**GIVEN INSTRUCTION:**
Show every line where "Rotenturmstr" occurs.

Collection entries
------------------------------

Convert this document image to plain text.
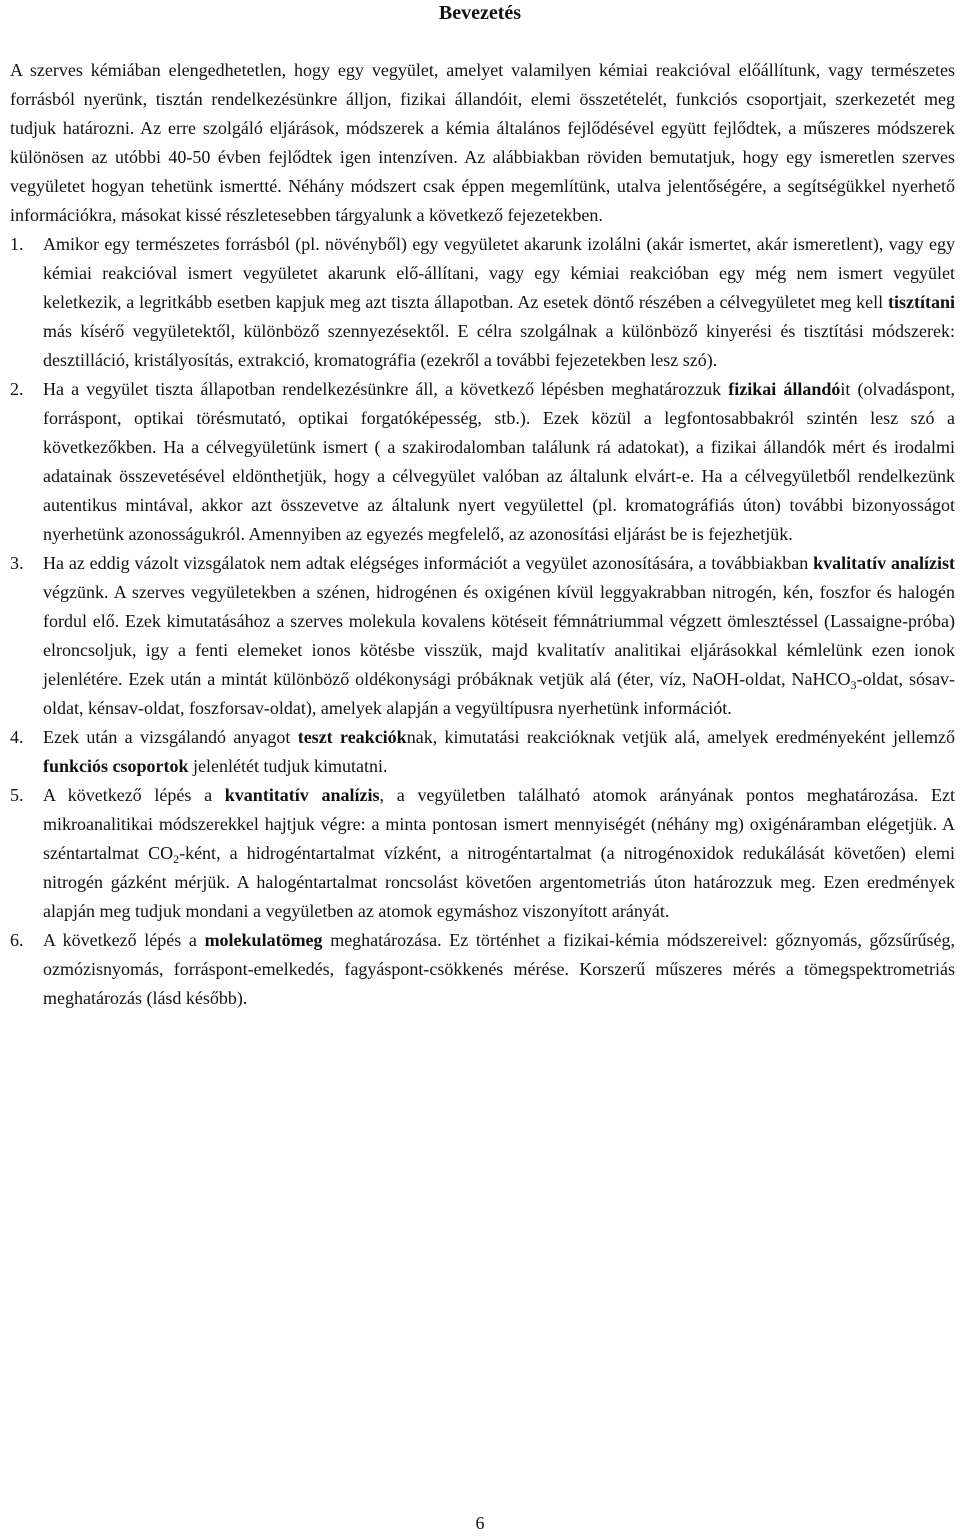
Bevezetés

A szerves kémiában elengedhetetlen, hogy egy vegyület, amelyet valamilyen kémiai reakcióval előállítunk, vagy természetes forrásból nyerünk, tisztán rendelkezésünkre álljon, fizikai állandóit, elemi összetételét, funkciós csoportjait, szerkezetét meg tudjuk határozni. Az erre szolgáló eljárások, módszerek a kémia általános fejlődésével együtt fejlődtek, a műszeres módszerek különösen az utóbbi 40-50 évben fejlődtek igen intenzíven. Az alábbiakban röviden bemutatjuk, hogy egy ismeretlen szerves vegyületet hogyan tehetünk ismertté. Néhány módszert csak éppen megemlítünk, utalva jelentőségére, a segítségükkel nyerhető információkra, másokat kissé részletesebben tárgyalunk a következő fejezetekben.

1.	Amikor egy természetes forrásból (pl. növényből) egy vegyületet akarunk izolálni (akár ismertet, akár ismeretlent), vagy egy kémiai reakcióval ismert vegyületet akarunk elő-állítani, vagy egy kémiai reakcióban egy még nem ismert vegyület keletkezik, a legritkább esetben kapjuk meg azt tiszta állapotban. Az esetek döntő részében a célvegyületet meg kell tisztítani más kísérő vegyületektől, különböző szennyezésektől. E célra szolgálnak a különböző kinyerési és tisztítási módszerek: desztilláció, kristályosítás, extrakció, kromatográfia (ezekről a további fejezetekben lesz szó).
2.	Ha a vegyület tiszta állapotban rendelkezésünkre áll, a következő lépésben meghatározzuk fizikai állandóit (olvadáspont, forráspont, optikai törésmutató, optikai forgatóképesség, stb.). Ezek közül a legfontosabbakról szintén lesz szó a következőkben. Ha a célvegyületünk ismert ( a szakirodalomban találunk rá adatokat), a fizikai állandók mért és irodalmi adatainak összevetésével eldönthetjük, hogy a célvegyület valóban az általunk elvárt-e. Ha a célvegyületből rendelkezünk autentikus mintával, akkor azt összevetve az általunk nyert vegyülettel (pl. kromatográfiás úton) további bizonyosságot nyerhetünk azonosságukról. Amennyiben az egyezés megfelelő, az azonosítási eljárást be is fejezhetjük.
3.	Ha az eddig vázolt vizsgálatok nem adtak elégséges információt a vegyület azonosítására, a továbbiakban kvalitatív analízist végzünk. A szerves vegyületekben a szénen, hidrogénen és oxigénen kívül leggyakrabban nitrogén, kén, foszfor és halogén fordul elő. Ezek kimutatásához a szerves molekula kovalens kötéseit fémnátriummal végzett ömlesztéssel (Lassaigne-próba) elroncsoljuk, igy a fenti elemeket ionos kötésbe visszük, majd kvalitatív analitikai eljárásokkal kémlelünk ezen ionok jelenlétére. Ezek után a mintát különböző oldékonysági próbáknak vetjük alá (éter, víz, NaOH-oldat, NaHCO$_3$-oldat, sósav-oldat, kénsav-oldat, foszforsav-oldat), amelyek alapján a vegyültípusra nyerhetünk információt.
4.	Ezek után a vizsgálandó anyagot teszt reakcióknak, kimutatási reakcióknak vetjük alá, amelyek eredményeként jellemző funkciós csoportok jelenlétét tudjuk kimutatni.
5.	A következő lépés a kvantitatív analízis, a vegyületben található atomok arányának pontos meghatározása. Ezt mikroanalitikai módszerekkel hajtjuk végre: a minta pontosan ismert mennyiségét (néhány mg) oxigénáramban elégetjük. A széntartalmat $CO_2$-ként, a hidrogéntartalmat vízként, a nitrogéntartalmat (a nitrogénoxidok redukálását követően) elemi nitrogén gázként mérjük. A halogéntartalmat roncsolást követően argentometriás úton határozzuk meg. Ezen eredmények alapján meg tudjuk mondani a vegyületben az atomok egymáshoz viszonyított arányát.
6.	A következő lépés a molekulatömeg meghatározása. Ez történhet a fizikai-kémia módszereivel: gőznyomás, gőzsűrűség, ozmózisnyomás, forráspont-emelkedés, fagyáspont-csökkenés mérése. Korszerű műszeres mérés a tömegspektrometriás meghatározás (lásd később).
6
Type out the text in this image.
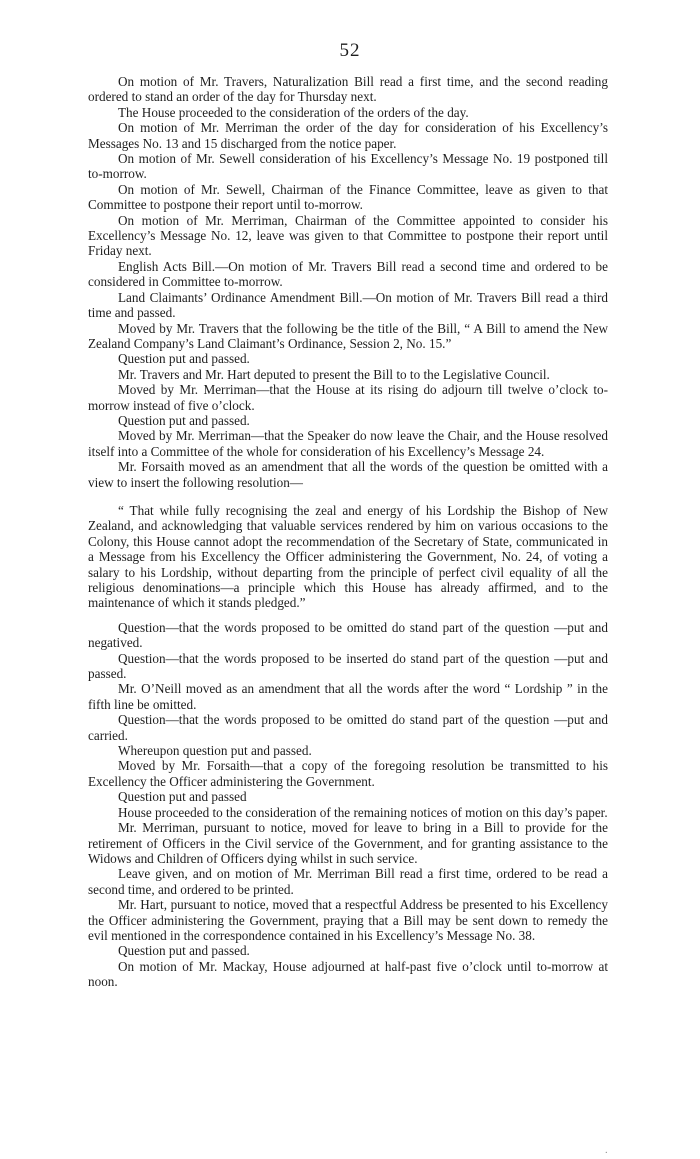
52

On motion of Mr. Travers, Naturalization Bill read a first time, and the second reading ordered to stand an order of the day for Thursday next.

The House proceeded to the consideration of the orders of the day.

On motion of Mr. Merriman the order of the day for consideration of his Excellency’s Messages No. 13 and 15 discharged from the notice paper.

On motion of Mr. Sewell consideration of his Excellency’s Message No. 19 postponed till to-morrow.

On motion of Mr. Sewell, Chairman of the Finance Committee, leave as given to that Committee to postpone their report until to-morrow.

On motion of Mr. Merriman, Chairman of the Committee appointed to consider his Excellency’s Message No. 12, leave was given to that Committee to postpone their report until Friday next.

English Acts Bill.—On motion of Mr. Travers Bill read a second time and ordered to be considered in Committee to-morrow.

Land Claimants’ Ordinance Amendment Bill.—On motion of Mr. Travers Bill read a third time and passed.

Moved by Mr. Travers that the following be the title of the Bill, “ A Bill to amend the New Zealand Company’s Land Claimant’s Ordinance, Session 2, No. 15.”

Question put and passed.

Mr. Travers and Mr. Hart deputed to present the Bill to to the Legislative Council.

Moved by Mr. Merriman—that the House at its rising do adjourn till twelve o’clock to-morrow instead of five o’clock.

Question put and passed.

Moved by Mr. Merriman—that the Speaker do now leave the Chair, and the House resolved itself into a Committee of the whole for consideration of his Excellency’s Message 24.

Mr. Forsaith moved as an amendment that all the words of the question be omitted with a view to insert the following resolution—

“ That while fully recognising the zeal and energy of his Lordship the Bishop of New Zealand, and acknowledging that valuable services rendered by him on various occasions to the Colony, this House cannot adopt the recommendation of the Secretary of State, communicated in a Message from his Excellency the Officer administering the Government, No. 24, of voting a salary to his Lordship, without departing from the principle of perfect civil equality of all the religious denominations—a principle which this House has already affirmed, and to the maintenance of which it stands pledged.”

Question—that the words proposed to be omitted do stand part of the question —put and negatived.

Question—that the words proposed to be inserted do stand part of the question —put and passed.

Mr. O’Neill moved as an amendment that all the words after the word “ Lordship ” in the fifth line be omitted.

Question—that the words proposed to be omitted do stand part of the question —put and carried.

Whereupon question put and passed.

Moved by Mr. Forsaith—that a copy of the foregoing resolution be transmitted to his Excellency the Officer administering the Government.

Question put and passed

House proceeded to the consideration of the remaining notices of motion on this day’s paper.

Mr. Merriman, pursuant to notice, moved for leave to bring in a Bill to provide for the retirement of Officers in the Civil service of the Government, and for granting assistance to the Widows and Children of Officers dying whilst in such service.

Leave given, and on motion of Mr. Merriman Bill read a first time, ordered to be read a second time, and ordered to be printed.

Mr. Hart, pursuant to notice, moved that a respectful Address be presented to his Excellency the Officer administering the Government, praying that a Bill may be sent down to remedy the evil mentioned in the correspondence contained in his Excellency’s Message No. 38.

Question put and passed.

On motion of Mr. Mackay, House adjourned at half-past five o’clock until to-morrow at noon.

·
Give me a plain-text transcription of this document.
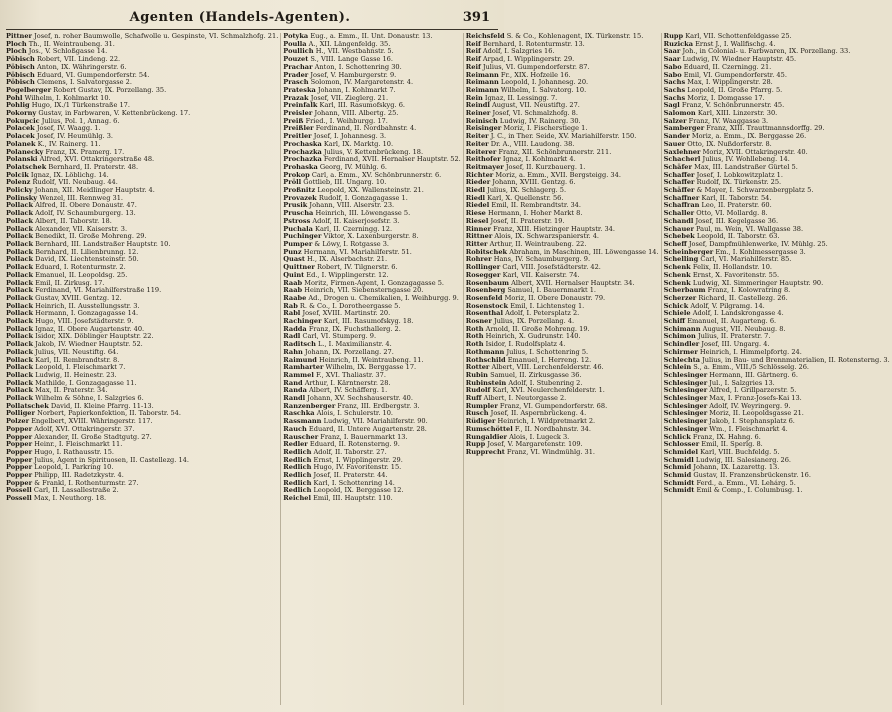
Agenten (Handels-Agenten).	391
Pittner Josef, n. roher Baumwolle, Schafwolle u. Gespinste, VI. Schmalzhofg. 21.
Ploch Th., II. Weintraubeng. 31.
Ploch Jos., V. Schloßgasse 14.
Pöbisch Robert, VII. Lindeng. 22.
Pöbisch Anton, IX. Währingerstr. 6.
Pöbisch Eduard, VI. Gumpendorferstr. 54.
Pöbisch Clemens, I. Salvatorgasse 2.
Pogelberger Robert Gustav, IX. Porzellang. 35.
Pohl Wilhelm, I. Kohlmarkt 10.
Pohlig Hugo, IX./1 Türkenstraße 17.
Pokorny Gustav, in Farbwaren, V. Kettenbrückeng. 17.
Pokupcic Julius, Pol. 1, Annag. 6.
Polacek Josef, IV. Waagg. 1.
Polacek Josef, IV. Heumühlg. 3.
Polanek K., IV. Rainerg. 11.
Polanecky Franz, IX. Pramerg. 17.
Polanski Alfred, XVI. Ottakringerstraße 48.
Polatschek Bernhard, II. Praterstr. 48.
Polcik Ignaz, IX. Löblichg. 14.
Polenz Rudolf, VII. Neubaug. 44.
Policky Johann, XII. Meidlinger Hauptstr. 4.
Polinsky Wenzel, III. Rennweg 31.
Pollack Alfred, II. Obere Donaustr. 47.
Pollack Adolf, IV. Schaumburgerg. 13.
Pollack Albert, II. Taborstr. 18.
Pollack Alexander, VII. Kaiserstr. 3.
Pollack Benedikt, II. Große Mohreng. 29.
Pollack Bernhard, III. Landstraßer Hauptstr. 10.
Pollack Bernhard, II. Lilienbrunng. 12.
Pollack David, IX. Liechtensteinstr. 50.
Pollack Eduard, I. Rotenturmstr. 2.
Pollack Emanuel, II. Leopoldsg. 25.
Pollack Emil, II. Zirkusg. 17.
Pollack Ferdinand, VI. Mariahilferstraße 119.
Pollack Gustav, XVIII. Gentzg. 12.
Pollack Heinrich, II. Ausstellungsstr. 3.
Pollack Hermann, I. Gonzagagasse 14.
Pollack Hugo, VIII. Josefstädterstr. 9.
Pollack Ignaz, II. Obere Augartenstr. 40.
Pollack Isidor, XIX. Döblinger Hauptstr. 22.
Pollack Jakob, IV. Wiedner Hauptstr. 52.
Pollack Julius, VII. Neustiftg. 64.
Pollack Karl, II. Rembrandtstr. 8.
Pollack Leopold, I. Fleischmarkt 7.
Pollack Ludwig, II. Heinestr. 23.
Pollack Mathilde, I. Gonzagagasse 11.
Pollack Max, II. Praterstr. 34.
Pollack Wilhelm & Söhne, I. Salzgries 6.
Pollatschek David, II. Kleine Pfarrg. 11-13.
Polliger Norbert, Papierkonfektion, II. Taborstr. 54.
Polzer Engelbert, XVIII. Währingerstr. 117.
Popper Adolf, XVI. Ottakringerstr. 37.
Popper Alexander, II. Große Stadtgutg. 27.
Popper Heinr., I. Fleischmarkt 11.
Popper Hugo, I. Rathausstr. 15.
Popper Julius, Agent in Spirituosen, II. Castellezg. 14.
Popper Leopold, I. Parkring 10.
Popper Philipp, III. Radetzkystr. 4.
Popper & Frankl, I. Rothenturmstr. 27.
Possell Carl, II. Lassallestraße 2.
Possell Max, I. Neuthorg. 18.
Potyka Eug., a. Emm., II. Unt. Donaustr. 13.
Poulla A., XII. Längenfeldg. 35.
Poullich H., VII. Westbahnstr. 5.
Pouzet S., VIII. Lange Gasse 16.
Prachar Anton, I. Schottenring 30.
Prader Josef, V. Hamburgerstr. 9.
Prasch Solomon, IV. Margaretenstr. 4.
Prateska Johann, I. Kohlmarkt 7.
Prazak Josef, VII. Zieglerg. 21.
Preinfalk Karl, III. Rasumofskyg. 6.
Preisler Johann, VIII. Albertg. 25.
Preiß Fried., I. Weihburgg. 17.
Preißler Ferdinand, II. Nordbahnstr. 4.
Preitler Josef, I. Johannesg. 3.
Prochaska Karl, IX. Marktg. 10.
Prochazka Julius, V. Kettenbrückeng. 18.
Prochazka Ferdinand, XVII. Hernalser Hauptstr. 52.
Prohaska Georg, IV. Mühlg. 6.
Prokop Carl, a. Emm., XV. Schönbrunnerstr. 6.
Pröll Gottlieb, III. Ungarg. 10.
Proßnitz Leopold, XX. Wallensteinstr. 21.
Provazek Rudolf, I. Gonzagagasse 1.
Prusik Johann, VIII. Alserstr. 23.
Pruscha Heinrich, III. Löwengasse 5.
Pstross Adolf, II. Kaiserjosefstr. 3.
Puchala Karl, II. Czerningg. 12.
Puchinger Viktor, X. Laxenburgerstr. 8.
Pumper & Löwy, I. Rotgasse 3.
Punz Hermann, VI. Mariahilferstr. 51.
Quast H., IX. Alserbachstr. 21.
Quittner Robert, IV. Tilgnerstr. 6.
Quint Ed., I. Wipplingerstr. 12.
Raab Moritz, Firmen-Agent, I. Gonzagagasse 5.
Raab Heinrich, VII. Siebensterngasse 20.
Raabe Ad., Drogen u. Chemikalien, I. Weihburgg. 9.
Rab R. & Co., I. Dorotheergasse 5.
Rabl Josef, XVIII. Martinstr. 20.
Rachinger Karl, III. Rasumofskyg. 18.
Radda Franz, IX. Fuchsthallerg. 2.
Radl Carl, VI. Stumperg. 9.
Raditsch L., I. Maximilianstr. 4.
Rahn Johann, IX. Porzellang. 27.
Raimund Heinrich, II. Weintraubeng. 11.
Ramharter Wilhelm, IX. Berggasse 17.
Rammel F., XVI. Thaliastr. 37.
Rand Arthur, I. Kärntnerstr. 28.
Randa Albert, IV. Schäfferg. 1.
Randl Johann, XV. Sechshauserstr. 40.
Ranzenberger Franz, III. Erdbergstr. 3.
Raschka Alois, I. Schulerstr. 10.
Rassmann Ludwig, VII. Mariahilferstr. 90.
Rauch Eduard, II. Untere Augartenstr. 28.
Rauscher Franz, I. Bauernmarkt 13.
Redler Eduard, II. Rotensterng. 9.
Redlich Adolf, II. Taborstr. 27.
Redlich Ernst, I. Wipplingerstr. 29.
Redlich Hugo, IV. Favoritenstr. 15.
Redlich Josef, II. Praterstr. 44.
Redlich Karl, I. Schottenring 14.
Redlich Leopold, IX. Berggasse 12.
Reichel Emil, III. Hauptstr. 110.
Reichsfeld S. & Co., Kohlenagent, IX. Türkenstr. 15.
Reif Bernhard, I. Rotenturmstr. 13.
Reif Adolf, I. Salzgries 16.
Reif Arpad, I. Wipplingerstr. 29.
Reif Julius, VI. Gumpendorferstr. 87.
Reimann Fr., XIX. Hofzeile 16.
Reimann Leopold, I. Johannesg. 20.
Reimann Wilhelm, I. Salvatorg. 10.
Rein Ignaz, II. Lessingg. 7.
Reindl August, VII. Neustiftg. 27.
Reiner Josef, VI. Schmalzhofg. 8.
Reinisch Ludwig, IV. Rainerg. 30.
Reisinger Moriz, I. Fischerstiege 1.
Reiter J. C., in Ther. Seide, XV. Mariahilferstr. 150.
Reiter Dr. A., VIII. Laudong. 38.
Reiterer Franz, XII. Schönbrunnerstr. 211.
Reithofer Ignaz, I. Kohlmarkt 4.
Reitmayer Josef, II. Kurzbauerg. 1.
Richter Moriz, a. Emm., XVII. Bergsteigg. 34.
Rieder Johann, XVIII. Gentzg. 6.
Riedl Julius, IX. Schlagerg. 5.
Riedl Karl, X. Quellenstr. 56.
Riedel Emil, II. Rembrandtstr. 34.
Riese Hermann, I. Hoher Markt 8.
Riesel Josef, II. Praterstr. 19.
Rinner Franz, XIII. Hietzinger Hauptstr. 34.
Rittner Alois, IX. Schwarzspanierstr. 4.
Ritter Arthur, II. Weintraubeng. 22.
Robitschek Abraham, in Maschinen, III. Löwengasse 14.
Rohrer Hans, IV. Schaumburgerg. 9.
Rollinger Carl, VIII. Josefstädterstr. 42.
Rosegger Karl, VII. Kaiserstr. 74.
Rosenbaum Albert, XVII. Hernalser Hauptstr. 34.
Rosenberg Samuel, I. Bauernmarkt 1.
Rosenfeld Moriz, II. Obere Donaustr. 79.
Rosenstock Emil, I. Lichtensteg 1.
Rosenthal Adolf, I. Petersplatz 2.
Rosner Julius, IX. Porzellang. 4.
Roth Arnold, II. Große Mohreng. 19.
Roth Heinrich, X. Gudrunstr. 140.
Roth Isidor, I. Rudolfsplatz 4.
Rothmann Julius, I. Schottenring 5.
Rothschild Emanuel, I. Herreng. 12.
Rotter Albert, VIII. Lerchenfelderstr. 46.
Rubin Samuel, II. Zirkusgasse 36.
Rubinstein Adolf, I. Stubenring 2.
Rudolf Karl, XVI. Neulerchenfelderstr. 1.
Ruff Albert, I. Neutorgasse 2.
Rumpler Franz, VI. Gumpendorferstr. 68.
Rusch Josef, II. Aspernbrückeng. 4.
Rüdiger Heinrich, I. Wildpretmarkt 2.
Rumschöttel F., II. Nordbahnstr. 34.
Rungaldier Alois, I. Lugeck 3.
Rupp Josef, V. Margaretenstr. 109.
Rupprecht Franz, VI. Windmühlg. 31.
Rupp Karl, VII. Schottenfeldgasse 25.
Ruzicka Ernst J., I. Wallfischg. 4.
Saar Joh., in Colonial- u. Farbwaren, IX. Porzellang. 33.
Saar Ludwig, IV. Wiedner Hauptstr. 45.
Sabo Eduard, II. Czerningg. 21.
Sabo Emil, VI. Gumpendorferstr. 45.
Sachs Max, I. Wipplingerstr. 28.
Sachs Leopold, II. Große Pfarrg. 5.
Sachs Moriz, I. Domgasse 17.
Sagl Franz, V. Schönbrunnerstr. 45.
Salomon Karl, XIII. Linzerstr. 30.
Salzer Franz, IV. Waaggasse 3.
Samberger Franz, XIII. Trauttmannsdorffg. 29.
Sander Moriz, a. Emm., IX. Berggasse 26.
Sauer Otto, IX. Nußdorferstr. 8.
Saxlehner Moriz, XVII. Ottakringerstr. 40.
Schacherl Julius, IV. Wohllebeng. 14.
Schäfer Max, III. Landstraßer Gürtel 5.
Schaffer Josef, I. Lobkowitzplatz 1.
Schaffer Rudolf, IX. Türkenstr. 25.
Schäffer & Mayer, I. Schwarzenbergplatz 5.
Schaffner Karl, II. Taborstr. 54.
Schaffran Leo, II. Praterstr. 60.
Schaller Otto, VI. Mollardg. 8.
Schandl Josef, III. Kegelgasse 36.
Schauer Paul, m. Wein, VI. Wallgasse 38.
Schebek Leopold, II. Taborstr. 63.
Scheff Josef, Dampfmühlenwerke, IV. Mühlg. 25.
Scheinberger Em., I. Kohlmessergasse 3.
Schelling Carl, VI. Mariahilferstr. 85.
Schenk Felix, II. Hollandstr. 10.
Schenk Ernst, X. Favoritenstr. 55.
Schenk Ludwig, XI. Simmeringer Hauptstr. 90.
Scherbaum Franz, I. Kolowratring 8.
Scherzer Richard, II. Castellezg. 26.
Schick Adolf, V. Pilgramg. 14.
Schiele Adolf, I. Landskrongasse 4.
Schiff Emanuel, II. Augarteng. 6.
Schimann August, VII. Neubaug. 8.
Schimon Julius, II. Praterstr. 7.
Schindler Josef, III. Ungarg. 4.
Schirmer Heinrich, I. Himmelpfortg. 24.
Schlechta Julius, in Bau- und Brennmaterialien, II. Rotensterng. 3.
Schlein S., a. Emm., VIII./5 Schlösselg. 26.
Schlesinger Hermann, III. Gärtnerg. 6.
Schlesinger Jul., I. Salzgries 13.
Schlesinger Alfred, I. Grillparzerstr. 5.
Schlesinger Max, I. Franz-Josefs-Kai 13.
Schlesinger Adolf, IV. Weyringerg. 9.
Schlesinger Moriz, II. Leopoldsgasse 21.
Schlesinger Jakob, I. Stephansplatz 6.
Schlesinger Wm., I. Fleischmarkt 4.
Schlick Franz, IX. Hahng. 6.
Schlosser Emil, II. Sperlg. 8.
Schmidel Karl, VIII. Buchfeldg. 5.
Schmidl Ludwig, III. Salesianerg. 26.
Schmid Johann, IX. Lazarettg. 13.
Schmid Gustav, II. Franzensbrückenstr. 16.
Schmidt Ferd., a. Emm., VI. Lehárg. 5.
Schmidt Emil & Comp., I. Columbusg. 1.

------------------------------

**TASK SOLUTION:**
Pollack Eduard, I. Rotenturmstr. 2.
Reif Bernhard, I. Rotenturmstr. 13.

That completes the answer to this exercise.